WHAT YOU ARE ASKED TO DO. Transcribe the records that follow in their entirety, omitting any pictures.

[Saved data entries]

<<<<

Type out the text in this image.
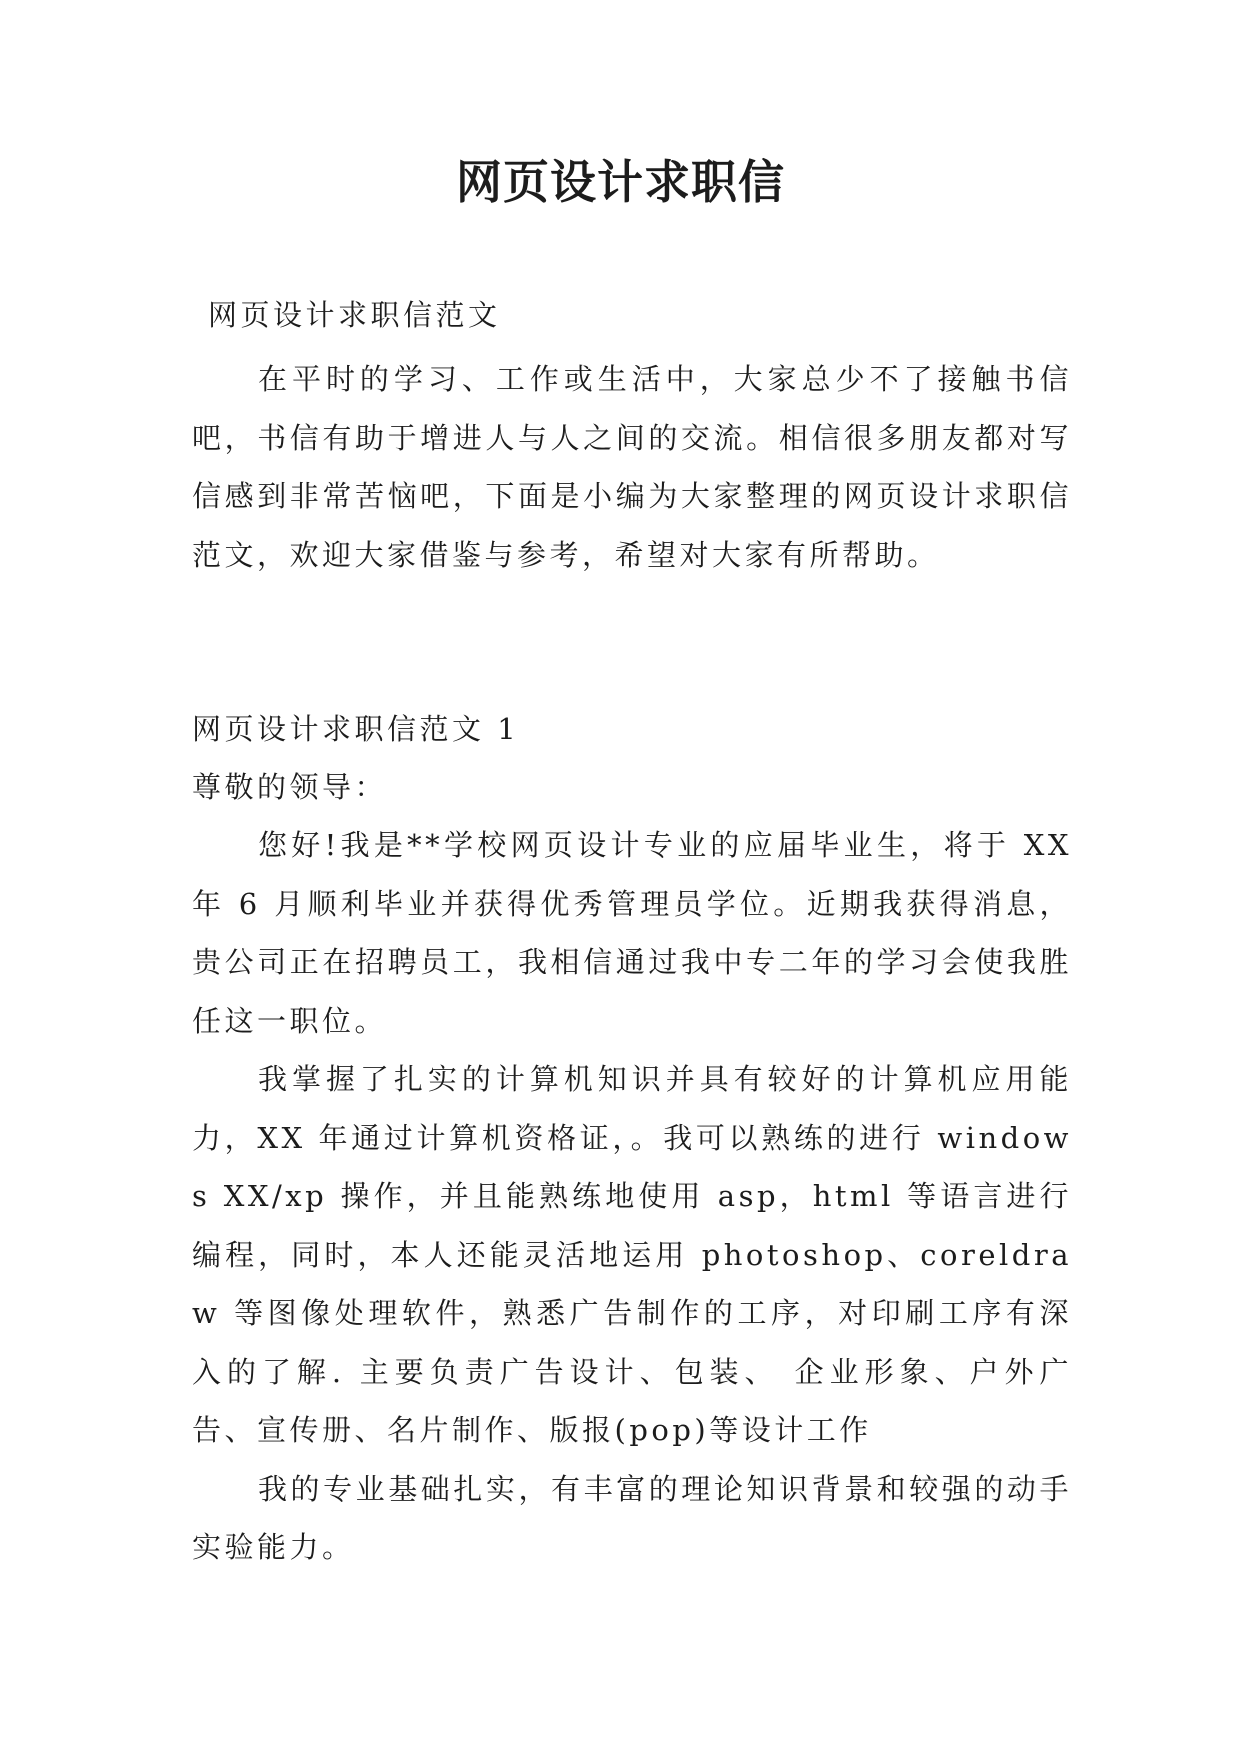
网页设计求职信
网页设计求职信范文
在平时的学习、工作或生活中，大家总少不了接触书信吧，书信有助于增进人与人之间的交流。相信很多朋友都对写信感到非常苦恼吧，下面是小编为大家整理的网页设计求职信范文，欢迎大家借鉴与参考，希望对大家有所帮助。
网页设计求职信范文 1
尊敬的领导：

您好!我是**学校网页设计专业的应届毕业生，将于 XX 年 6 月顺利毕业并获得优秀管理员学位。近期我获得消息，贵公司正在招聘员工，我相信通过我中专二年的学习会使我胜任这一职位。

我掌握了扎实的计算机知识并具有较好的计算机应用能力，XX 年通过计算机资格证，。我可以熟练的进行 windows XX/xp 操作，并且能熟练地使用 asp，html 等语言进行编程，同时，本人还能灵活地运用 photoshop、coreldraw 等图像处理软件，熟悉广告制作的工序，对印刷工序有深入的了解. 主要负责广告设计、包装、 企业形象、户外广告、宣传册、名片制作、版报(pop)等设计工作

我的专业基础扎实，有丰富的理论知识背景和较强的动手实验能力。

>>>>

RESPONSE TO THIS EXERCISE.
Type out the text in this image.
网页设计求职信
网页设计求职信范文
在平时的学习、工作或生活中，大家总少不了接触书信吧，书信有助于增进人与人之间的交流。相信很多朋友都对写信感到非常苦恼吧，下面是小编为大家整理的网页设计求职信范文，欢迎大家借鉴与参考，希望对大家有所帮助。
网页设计求职信范文 1
尊敬的领导：

您好!我是**学校网页设计专业的应届毕业生，将于 XX 年 6 月顺利毕业并获得优秀管理员学位。近期我获得消息，贵公司正在招聘员工，我相信通过我中专二年的学习会使我胜任这一职位。

我掌握了扎实的计算机知识并具有较好的计算机应用能力，XX 年通过计算机资格证，。我可以熟练的进行 windows XX/xp 操作，并且能熟练地使用 asp，html 等语言进行编程，同时，本人还能灵活地运用 photoshop、coreldraw 等图像处理软件，熟悉广告制作的工序，对印刷工序有深入的了解. 主要负责广告设计、包装、 企业形象、户外广告、宣传册、名片制作、版报(pop)等设计工作

我的专业基础扎实，有丰富的理论知识背景和较强的动手实验能力。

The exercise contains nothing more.